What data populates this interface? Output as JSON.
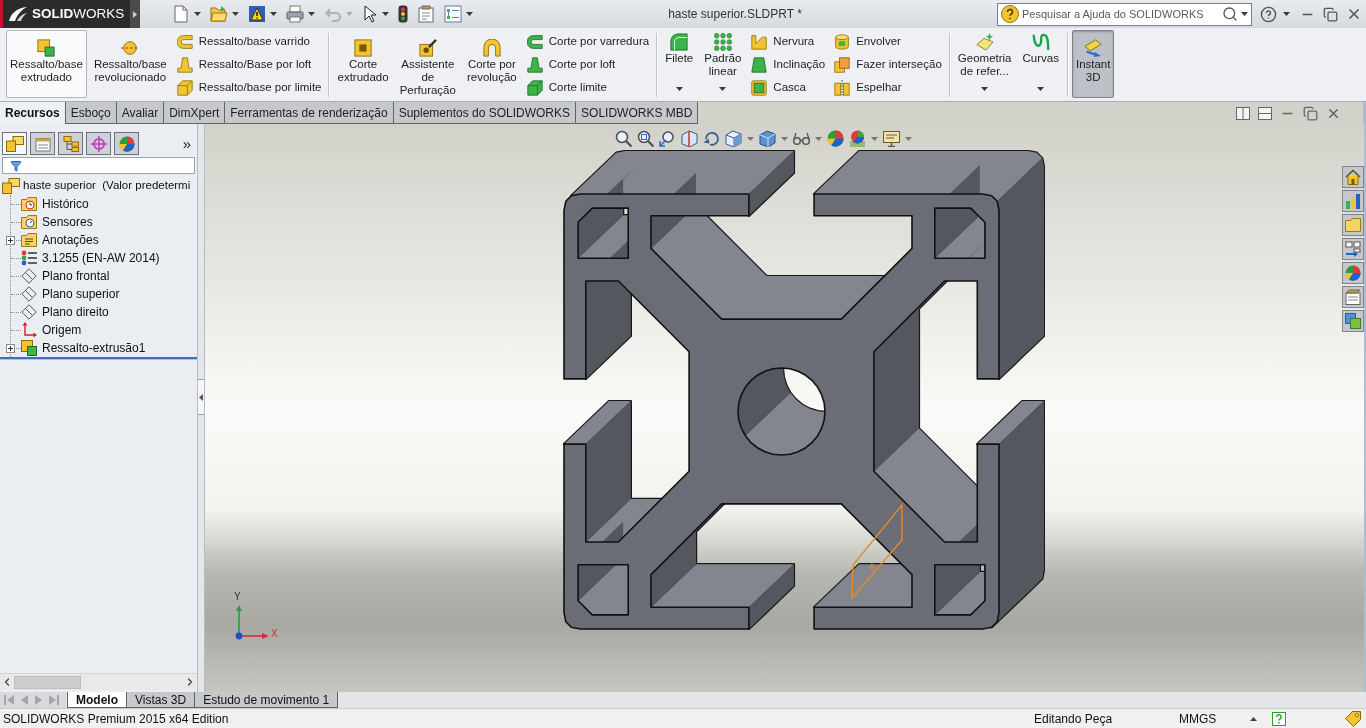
{
  "title_bar": {
    "logo": "**SOLID**WORKS",
    "title": "haste superior.SLDPRT *",
    "search": {
      "placeholder": "Pesquisar a Ajuda do SOLIDWORKS"
    }
  },
  "ribbon": {
    "groups": [
      {
        "items": [
          {
            "kind": "large",
            "label": "Ressalto/base\nextrudado",
            "hovered": true,
            "pressed": false,
            "dropdown": false
          },
          {
            "kind": "large",
            "label": "Ressalto/base\nrevolucionado",
            "hovered": false,
            "pressed": false,
            "dropdown": false
          },
          {
            "kind": "stack",
            "buttons": [
              {
                "label": "Ressalto/base varrido"
              },
              {
                "label": "Ressalto/Base por loft"
              },
              {
                "label": "Ressalto/base por limite"
              }
            ]
          }
        ]
      },
      {
        "items": [
          {
            "kind": "large",
            "label": "Corte\nextrudado",
            "hovered": false,
            "pressed": false,
            "dropdown": false
          },
          {
            "kind": "large",
            "label": "Assistente\nde\nPerfuração",
            "hovered": false,
            "pressed": false,
            "dropdown": false
          },
          {
            "kind": "large",
            "label": "Corte por\nrevolução",
            "hovered": false,
            "pressed": false,
            "dropdown": false
          },
          {
            "kind": "stack",
            "buttons": [
              {
                "label": "Corte por varredura"
              },
              {
                "label": "Corte por loft"
              },
              {
                "label": "Corte limite"
              }
            ]
          }
        ]
      },
      {
        "items": [
          {
            "kind": "large",
            "label": "Filete",
            "hovered": false,
            "pressed": false,
            "dropdown": true
          },
          {
            "kind": "large",
            "label": "Padrão\nlinear",
            "hovered": false,
            "pressed": false,
            "dropdown": true
          },
          {
            "kind": "stack",
            "buttons": [
              {
                "label": "Nervura"
              },
              {
                "label": "Inclinação"
              },
              {
                "label": "Casca"
              }
            ]
          },
          {
            "kind": "stack",
            "buttons": [
              {
                "label": "Envolver"
              },
              {
                "label": "Fazer interseção"
              },
              {
                "label": "Espelhar"
              }
            ]
          }
        ]
      },
      {
        "items": [
          {
            "kind": "large",
            "label": "Geometria\nde refer...",
            "hovered": false,
            "pressed": false,
            "dropdown": true
          },
          {
            "kind": "large",
            "label": "Curvas",
            "hovered": false,
            "pressed": false,
            "dropdown": true
          }
        ]
      },
      {
        "items": [
          {
            "kind": "large",
            "label": "Instant\n3D",
            "hovered": false,
            "pressed": true,
            "dropdown": false
          }
        ]
      }
    ]
  },
  "command_tabs": [
    {
      "label": "Recursos",
      "selected": true
    },
    {
      "label": "Esboço",
      "selected": false
    },
    {
      "label": "Avaliar",
      "selected": false
    },
    {
      "label": "DimXpert",
      "selected": false
    },
    {
      "label": "Ferramentas de renderização",
      "selected": false
    },
    {
      "label": "Suplementos do SOLIDWORKS",
      "selected": false
    },
    {
      "label": "SOLIDWORKS MBD",
      "selected": false
    }
  ],
  "feature_manager": {
    "panel_tabs": [
      {
        "selected": true
      },
      {
        "selected": false
      },
      {
        "selected": false
      },
      {
        "selected": false
      },
      {
        "selected": false
      }
    ],
    "more": "»",
    "tree": {
      "label": "haste superior  (Valor predetermi",
      "children": [
        {
          "kind": "history",
          "label": "Histórico",
          "expandable": false
        },
        {
          "kind": "sensors",
          "label": "Sensores",
          "expandable": false
        },
        {
          "kind": "annotations",
          "label": "Anotações",
          "expandable": true
        },
        {
          "kind": "material",
          "label": "3.1255 (EN-AW 2014)",
          "expandable": false
        },
        {
          "kind": "plane",
          "label": "Plano frontal",
          "expandable": false
        },
        {
          "kind": "plane",
          "label": "Plano superior",
          "expandable": false
        },
        {
          "kind": "plane",
          "label": "Plano direito",
          "expandable": false
        },
        {
          "kind": "origin",
          "label": "Origem",
          "expandable": false
        },
        {
          "kind": "feature",
          "label": "Ressalto-extrusão1",
          "expandable": true
        }
      ]
    }
  },
  "viewport": {
    "triad": {
      "y": "Y",
      "x": "X"
    }
  },
  "bottom_tabs": [
    {
      "label": "Modelo",
      "selected": true
    },
    {
      "label": "Vistas 3D",
      "selected": false
    },
    {
      "label": "Estudo de movimento 1",
      "selected": false
    }
  ],
  "status_bar": {
    "edition": "SOLIDWORKS Premium 2015 x64 Edition",
    "mode": "Editando Peça",
    "units": "MMGS"
  }
}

* **WRITTEN EXERCISE**: Reproduce the material in full, word for word, and omit the pictures.

* **RESPONSE BELOW**:
What data populates this interface? Output as JSON.
{
  "title_bar": {
    "logo": "**SOLID**WORKS",
    "title": "haste superior.SLDPRT *",
    "search": {
      "placeholder": "Pesquisar a Ajuda do SOLIDWORKS"
    }
  },
  "ribbon": {
    "groups": [
      {
        "items": [
          {
            "kind": "large",
            "label": "Ressalto/base\nextrudado",
            "hovered": true,
            "pressed": false,
            "dropdown": false
          },
          {
            "kind": "large",
            "label": "Ressalto/base\nrevolucionado",
            "hovered": false,
            "pressed": false,
            "dropdown": false
          },
          {
            "kind": "stack",
            "buttons": [
              {
                "label": "Ressalto/base varrido"
              },
              {
                "label": "Ressalto/Base por loft"
              },
              {
                "label": "Ressalto/base por limite"
              }
            ]
          }
        ]
      },
      {
        "items": [
          {
            "kind": "large",
            "label": "Corte\nextrudado",
            "hovered": false,
            "pressed": false,
            "dropdown": false
          },
          {
            "kind": "large",
            "label": "Assistente\nde\nPerfuração",
            "hovered": false,
            "pressed": false,
            "dropdown": false
          },
          {
            "kind": "large",
            "label": "Corte por\nrevolução",
            "hovered": false,
            "pressed": false,
            "dropdown": false
          },
          {
            "kind": "stack",
            "buttons": [
              {
                "label": "Corte por varredura"
              },
              {
                "label": "Corte por loft"
              },
              {
                "label": "Corte limite"
              }
            ]
          }
        ]
      },
      {
        "items": [
          {
            "kind": "large",
            "label": "Filete",
            "hovered": false,
            "pressed": false,
            "dropdown": true
          },
          {
            "kind": "large",
            "label": "Padrão\nlinear",
            "hovered": false,
            "pressed": false,
            "dropdown": true
          },
          {
            "kind": "stack",
            "buttons": [
              {
                "label": "Nervura"
              },
              {
                "label": "Inclinação"
              },
              {
                "label": "Casca"
              }
            ]
          },
          {
            "kind": "stack",
            "buttons": [
              {
                "label": "Envolver"
              },
              {
                "label": "Fazer interseção"
              },
              {
                "label": "Espelhar"
              }
            ]
          }
        ]
      },
      {
        "items": [
          {
            "kind": "large",
            "label": "Geometria\nde refer...",
            "hovered": false,
            "pressed": false,
            "dropdown": true
          },
          {
            "kind": "large",
            "label": "Curvas",
            "hovered": false,
            "pressed": false,
            "dropdown": true
          }
        ]
      },
      {
        "items": [
          {
            "kind": "large",
            "label": "Instant\n3D",
            "hovered": false,
            "pressed": true,
            "dropdown": false
          }
        ]
      }
    ]
  },
  "command_tabs": [
    {
      "label": "Recursos",
      "selected": true
    },
    {
      "label": "Esboço",
      "selected": false
    },
    {
      "label": "Avaliar",
      "selected": false
    },
    {
      "label": "DimXpert",
      "selected": false
    },
    {
      "label": "Ferramentas de renderização",
      "selected": false
    },
    {
      "label": "Suplementos do SOLIDWORKS",
      "selected": false
    },
    {
      "label": "SOLIDWORKS MBD",
      "selected": false
    }
  ],
  "feature_manager": {
    "panel_tabs": [
      {
        "selected": true
      },
      {
        "selected": false
      },
      {
        "selected": false
      },
      {
        "selected": false
      },
      {
        "selected": false
      }
    ],
    "more": "»",
    "tree": {
      "label": "haste superior  (Valor predetermi",
      "children": [
        {
          "kind": "history",
          "label": "Histórico",
          "expandable": false
        },
        {
          "kind": "sensors",
          "label": "Sensores",
          "expandable": false
        },
        {
          "kind": "annotations",
          "label": "Anotações",
          "expandable": true
        },
        {
          "kind": "material",
          "label": "3.1255 (EN-AW 2014)",
          "expandable": false
        },
        {
          "kind": "plane",
          "label": "Plano frontal",
          "expandable": false
        },
        {
          "kind": "plane",
          "label": "Plano superior",
          "expandable": false
        },
        {
          "kind": "plane",
          "label": "Plano direito",
          "expandable": false
        },
        {
          "kind": "origin",
          "label": "Origem",
          "expandable": false
        },
        {
          "kind": "feature",
          "label": "Ressalto-extrusão1",
          "expandable": true
        }
      ]
    }
  },
  "viewport": {
    "triad": {
      "y": "Y",
      "x": "X"
    }
  },
  "bottom_tabs": [
    {
      "label": "Modelo",
      "selected": true
    },
    {
      "label": "Vistas 3D",
      "selected": false
    },
    {
      "label": "Estudo de movimento 1",
      "selected": false
    }
  ],
  "status_bar": {
    "edition": "SOLIDWORKS Premium 2015 x64 Edition",
    "mode": "Editando Peça",
    "units": "MMGS"
  }
}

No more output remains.